**WHAT THE TASK ASKS:** Return every record below exactly as written, omitting any pictures.

**DATA SUPPLIED:**
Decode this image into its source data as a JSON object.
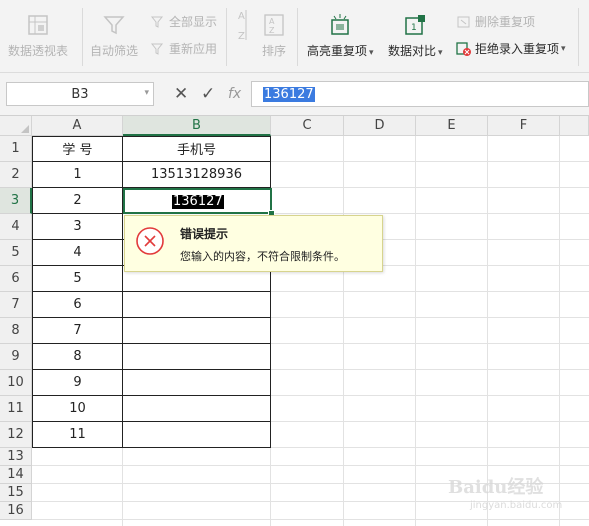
{
  "ribbon": {
    "pivot_table": "数据透视表",
    "auto_filter": "自动筛选",
    "show_all": "全部显示",
    "reapply": "重新应用",
    "sort": "排序",
    "highlight_duplicates": "高亮重复项",
    "data_compare": "数据对比",
    "delete_duplicates": "删除重复项",
    "reject_duplicates": "拒绝录入重复项"
  },
  "formula_bar": {
    "name_box": "B3",
    "fx_label": "fx",
    "value": "136127"
  },
  "columns": [
    "A",
    "B",
    "C",
    "D",
    "E",
    "F"
  ],
  "rows": [
    "1",
    "2",
    "3",
    "4",
    "5",
    "6",
    "7",
    "8",
    "9",
    "10",
    "11",
    "12",
    "13",
    "14",
    "15",
    "16"
  ],
  "table": {
    "headers": [
      "学  号",
      "手机号"
    ],
    "rows": [
      {
        "a": "1",
        "b": "13513128936"
      },
      {
        "a": "2",
        "b": "136127"
      },
      {
        "a": "3",
        "b": ""
      },
      {
        "a": "4",
        "b": ""
      },
      {
        "a": "5",
        "b": ""
      },
      {
        "a": "6",
        "b": ""
      },
      {
        "a": "7",
        "b": ""
      },
      {
        "a": "8",
        "b": ""
      },
      {
        "a": "9",
        "b": ""
      },
      {
        "a": "10",
        "b": ""
      },
      {
        "a": "11",
        "b": ""
      }
    ]
  },
  "error_tooltip": {
    "title": "错误提示",
    "message": "您输入的内容，不符合限制条件。"
  },
  "watermark": {
    "text": "Baidu经验",
    "sub": "jingyan.baidu.com"
  },
  "colors": {
    "accent_green": "#217346",
    "error_red": "#e23b3b",
    "tooltip_bg": "#ffffe1"
  }
}
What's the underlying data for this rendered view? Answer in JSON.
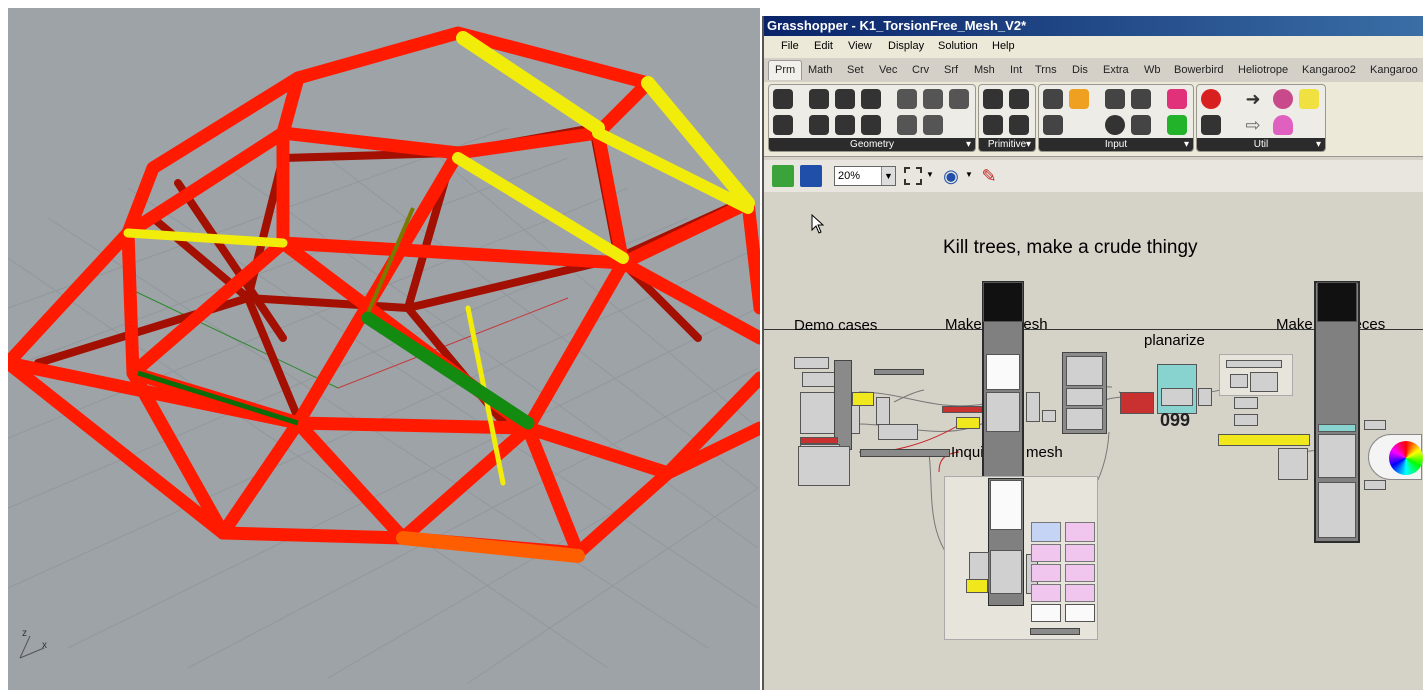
{
  "window": {
    "title": "Grasshopper - K1_TorsionFree_Mesh_V2*"
  },
  "menu": [
    "File",
    "Edit",
    "View",
    "Display",
    "Solution",
    "Help"
  ],
  "tabs": [
    "Prm",
    "Math",
    "Set",
    "Vec",
    "Crv",
    "Srf",
    "Msh",
    "Int",
    "Trns",
    "Dis",
    "Extra",
    "Wb",
    "Bowerbird",
    "Heliotrope",
    "Kangaroo2",
    "Kangaroo"
  ],
  "active_tab": "Prm",
  "ribbon_panels": [
    "Geometry",
    "Primitive",
    "Input",
    "Util"
  ],
  "zoom": "20%",
  "canvas": {
    "header": "Kill trees, make a crude thingy",
    "groups": {
      "demo": "Demo cases",
      "mesh": "Make the mesh",
      "planarize": "planarize",
      "pieces": "Make the pieces",
      "inquire": "Inquire the mesh"
    },
    "counter": "099"
  },
  "viewport": {
    "axis_z": "z",
    "axis_x": "x"
  },
  "colors": {
    "structure_red": "#ff1a00",
    "highlight_yellow": "#f2ec0a",
    "highlight_green": "#138a10",
    "ground": "#9ea3a8"
  }
}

**ANSWER TO THE TASK:**
Decode this image into its source data as a JSON object.
{
  "ribbon": {
    "pivot_table": "数据透视表",
    "auto_filter": "自动筛选",
    "show_all": "全部显示",
    "reapply": "重新应用",
    "sort": "排序",
    "highlight_duplicates": "高亮重复项",
    "data_compare": "数据对比",
    "delete_duplicates": "删除重复项",
    "reject_duplicates": "拒绝录入重复项"
  },
  "formula_bar": {
    "name_box": "B3",
    "fx_label": "fx",
    "value": "136127"
  },
  "columns": [
    "A",
    "B",
    "C",
    "D",
    "E",
    "F"
  ],
  "rows": [
    "1",
    "2",
    "3",
    "4",
    "5",
    "6",
    "7",
    "8",
    "9",
    "10",
    "11",
    "12",
    "13",
    "14",
    "15",
    "16"
  ],
  "table": {
    "headers": [
      "学  号",
      "手机号"
    ],
    "rows": [
      {
        "a": "1",
        "b": "13513128936"
      },
      {
        "a": "2",
        "b": "136127"
      },
      {
        "a": "3",
        "b": ""
      },
      {
        "a": "4",
        "b": ""
      },
      {
        "a": "5",
        "b": ""
      },
      {
        "a": "6",
        "b": ""
      },
      {
        "a": "7",
        "b": ""
      },
      {
        "a": "8",
        "b": ""
      },
      {
        "a": "9",
        "b": ""
      },
      {
        "a": "10",
        "b": ""
      },
      {
        "a": "11",
        "b": ""
      }
    ]
  },
  "error_tooltip": {
    "title": "错误提示",
    "message": "您输入的内容，不符合限制条件。"
  },
  "watermark": {
    "text": "Baidu经验",
    "sub": "jingyan.baidu.com"
  },
  "colors": {
    "accent_green": "#217346",
    "error_red": "#e23b3b",
    "tooltip_bg": "#ffffe1"
  }
}
What's the underlying data for this rendered view? Answer in JSON.
{
  "window": {
    "title": "Grasshopper - K1_TorsionFree_Mesh_V2*"
  },
  "menu": [
    "File",
    "Edit",
    "View",
    "Display",
    "Solution",
    "Help"
  ],
  "tabs": [
    "Prm",
    "Math",
    "Set",
    "Vec",
    "Crv",
    "Srf",
    "Msh",
    "Int",
    "Trns",
    "Dis",
    "Extra",
    "Wb",
    "Bowerbird",
    "Heliotrope",
    "Kangaroo2",
    "Kangaroo"
  ],
  "active_tab": "Prm",
  "ribbon_panels": [
    "Geometry",
    "Primitive",
    "Input",
    "Util"
  ],
  "zoom": "20%",
  "canvas": {
    "header": "Kill trees, make a crude thingy",
    "groups": {
      "demo": "Demo cases",
      "mesh": "Make the mesh",
      "planarize": "planarize",
      "pieces": "Make the pieces",
      "inquire": "Inquire the mesh"
    },
    "counter": "099"
  },
  "viewport": {
    "axis_z": "z",
    "axis_x": "x"
  },
  "colors": {
    "structure_red": "#ff1a00",
    "highlight_yellow": "#f2ec0a",
    "highlight_green": "#138a10",
    "ground": "#9ea3a8"
  }
}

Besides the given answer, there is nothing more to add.